§ **TASK INSTRUCTIONS**
Return the lines below verbatim, beginning with the first line and continuing through the line that contains "left strap mesh xyxy=(276,160,386,437)", with both of those lines included.

§ **DATASET RECORDS**
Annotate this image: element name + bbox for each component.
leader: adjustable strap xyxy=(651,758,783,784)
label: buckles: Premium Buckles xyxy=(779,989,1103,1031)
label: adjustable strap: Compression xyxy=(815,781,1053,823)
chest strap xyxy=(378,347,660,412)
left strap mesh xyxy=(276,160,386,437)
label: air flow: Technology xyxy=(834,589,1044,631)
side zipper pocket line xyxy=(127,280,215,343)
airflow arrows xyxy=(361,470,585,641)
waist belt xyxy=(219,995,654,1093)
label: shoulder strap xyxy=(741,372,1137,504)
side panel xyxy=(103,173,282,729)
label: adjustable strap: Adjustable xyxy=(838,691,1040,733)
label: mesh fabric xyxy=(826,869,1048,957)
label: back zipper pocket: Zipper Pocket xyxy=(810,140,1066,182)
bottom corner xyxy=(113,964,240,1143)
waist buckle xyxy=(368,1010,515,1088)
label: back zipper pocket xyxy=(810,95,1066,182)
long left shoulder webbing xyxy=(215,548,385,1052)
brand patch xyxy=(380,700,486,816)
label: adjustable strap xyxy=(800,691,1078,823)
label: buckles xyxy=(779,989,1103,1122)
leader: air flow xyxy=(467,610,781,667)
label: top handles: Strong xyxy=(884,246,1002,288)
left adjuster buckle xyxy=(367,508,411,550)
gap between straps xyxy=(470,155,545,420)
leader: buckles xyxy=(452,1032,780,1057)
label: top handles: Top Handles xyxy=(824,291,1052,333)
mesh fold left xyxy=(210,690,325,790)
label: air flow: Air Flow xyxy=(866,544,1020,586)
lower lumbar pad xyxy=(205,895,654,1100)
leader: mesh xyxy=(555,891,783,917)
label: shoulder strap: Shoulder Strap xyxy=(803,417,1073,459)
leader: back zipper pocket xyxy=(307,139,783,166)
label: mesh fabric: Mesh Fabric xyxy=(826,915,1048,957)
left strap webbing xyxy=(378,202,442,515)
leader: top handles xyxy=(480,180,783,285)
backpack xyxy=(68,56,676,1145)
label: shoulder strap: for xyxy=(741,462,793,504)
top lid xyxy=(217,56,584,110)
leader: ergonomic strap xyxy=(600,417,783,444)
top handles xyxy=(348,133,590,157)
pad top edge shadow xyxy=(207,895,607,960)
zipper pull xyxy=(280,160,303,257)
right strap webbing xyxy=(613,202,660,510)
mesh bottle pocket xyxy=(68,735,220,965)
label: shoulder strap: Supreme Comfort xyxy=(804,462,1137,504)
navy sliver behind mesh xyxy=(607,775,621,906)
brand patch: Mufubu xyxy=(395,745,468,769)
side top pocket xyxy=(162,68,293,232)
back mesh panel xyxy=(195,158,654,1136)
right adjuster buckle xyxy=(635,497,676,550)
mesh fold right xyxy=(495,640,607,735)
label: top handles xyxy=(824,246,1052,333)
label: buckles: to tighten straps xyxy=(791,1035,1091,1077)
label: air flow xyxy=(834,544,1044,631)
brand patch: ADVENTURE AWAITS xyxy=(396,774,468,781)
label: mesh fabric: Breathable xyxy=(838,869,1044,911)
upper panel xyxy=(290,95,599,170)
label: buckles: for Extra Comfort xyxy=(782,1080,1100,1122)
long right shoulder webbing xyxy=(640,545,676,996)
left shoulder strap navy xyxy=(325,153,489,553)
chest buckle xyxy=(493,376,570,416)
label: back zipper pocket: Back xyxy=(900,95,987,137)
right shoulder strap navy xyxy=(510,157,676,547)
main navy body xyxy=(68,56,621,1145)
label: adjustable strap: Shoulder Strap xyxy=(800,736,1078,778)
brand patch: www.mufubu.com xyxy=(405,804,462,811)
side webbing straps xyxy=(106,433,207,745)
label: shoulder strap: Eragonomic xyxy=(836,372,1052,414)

§ **IN RESPONSE**
Annotate this image: element name + bbox for each component.
leader: adjustable strap xyxy=(651,758,783,784)
label: buckles: Premium Buckles xyxy=(779,989,1103,1031)
label: adjustable strap: Compression xyxy=(815,781,1053,823)
chest strap xyxy=(378,347,660,412)
left strap mesh xyxy=(276,160,386,437)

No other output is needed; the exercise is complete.